-- START OF Data --
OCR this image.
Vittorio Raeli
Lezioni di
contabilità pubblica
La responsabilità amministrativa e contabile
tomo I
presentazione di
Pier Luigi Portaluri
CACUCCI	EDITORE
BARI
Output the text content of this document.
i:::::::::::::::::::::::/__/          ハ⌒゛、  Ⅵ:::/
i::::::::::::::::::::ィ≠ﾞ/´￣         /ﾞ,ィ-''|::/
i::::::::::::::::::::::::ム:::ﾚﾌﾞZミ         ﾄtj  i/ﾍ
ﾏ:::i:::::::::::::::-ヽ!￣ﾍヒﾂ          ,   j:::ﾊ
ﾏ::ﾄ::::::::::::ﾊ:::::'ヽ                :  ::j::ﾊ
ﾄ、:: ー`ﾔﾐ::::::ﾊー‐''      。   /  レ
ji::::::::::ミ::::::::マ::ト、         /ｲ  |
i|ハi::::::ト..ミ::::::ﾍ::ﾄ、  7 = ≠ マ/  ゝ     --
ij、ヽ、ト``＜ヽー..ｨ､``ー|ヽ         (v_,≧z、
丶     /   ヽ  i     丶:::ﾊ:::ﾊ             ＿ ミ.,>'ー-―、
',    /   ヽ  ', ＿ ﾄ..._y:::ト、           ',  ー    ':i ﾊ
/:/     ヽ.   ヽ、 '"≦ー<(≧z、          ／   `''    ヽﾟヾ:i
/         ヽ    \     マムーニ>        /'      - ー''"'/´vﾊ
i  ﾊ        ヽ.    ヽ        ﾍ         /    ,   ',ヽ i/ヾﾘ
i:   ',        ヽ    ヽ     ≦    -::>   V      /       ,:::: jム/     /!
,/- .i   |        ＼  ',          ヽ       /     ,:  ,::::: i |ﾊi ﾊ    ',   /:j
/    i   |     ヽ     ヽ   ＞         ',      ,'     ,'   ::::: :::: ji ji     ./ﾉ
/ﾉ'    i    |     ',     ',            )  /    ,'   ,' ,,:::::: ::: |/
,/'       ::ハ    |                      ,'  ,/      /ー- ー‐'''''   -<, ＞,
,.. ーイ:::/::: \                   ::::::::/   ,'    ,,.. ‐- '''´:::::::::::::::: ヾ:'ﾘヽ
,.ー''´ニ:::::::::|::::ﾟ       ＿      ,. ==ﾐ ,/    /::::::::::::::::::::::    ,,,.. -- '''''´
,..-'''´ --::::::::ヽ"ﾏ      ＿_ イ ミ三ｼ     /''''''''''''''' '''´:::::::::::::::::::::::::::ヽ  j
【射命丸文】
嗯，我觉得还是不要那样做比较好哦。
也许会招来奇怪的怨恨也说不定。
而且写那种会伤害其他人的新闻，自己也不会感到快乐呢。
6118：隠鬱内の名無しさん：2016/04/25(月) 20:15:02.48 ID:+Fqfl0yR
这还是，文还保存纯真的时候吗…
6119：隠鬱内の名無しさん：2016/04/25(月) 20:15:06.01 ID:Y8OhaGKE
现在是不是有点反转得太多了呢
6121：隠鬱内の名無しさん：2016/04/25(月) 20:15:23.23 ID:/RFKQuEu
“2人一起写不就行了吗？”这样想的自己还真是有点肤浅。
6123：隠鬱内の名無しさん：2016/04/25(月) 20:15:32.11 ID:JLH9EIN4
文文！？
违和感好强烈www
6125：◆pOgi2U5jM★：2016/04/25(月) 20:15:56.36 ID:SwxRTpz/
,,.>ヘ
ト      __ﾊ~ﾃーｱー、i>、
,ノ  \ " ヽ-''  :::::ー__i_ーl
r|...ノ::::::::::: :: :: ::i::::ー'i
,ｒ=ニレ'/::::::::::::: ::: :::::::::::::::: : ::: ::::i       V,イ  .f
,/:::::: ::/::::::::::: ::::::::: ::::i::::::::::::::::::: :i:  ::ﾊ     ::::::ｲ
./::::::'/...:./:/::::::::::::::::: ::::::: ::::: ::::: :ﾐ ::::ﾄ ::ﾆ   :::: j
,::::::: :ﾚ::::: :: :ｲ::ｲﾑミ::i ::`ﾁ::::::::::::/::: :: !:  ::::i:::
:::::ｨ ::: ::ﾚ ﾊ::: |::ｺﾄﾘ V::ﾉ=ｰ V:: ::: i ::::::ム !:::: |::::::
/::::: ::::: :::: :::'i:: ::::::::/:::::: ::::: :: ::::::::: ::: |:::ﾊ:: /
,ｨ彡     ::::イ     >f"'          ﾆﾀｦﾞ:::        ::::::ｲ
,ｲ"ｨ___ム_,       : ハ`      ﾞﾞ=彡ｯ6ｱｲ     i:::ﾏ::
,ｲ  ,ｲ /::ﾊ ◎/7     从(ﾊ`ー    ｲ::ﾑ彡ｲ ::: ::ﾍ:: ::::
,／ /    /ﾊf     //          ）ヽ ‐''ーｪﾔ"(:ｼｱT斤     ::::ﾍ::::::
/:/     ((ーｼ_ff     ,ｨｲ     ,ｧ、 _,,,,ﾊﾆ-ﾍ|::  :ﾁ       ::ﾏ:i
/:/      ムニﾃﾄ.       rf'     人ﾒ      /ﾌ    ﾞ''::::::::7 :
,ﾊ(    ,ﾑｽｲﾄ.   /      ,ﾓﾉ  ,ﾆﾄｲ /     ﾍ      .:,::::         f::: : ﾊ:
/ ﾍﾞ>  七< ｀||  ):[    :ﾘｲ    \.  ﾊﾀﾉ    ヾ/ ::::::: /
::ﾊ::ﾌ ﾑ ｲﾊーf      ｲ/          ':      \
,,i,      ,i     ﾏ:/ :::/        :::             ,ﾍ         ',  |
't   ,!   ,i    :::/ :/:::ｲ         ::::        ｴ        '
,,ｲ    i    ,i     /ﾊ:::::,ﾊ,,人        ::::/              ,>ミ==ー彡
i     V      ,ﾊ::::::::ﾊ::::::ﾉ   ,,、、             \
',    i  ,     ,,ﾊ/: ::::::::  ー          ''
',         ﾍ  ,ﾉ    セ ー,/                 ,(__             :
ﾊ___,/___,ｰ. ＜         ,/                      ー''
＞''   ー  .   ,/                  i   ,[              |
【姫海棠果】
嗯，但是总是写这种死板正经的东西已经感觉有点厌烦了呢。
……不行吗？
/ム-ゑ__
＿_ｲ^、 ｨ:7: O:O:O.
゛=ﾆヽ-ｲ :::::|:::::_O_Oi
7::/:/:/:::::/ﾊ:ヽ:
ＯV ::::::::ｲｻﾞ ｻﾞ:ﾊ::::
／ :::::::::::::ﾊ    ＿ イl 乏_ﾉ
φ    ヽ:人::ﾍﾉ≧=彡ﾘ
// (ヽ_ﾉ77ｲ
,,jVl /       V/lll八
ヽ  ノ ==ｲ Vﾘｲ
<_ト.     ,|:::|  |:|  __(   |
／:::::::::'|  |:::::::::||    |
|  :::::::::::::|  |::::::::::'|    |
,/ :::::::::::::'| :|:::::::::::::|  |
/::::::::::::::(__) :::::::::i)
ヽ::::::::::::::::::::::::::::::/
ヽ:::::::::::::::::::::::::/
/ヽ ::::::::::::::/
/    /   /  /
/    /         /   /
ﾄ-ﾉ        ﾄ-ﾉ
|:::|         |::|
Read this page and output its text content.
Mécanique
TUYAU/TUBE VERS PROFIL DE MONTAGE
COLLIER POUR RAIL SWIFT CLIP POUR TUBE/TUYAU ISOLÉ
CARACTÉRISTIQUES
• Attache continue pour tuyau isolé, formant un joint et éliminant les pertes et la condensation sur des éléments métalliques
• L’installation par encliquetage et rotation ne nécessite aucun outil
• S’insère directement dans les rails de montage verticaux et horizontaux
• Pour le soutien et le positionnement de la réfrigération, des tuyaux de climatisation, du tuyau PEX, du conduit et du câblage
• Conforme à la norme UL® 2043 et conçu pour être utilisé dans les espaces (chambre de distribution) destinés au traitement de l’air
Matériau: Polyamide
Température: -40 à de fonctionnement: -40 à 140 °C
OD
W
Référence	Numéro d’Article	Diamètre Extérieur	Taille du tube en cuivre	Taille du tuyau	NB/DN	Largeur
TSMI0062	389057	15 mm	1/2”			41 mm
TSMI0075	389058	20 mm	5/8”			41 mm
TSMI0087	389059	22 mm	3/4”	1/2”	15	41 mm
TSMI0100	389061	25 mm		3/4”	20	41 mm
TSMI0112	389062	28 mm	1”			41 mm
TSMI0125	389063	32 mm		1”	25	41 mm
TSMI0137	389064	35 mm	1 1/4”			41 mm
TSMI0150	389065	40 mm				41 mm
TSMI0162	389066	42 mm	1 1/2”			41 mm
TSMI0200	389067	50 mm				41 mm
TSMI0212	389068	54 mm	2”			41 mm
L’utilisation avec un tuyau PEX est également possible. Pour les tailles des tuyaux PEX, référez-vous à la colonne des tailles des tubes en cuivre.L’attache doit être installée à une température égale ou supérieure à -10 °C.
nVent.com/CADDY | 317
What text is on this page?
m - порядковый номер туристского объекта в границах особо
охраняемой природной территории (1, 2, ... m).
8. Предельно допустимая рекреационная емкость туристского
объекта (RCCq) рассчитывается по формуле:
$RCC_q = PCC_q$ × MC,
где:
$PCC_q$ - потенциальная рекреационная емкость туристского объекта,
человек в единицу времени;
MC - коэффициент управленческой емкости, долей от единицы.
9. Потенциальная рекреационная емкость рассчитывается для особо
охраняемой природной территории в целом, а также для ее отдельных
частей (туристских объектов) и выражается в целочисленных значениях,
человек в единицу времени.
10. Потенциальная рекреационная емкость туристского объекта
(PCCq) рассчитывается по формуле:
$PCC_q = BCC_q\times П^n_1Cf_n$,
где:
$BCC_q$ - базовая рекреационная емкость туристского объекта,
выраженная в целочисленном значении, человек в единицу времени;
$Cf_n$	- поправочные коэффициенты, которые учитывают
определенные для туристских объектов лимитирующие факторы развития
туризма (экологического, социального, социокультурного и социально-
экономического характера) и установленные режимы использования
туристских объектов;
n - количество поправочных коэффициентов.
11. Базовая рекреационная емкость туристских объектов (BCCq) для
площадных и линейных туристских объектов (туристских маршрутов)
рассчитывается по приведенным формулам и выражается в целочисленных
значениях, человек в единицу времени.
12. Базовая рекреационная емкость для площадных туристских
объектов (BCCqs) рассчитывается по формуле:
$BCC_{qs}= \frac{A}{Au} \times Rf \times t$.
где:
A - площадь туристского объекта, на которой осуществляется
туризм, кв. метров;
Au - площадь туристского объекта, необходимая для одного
-- END OF Data --
◆ Aim:
Which lines include the word "туристского"? List them all.

◆ Task solution:
m - порядковый номер туристского объекта в границах особо
8. Предельно допустимая рекреационная емкость туристского
$PCC_q$ - потенциальная рекреационная емкость туристского объекта,
10. Потенциальная рекреационная емкость туристского объекта
$BCC_q$ - базовая рекреационная емкость туристского объекта,
A - площадь туристского объекта, на которой осуществляется
Au - площадь туристского объекта, необходимая для одного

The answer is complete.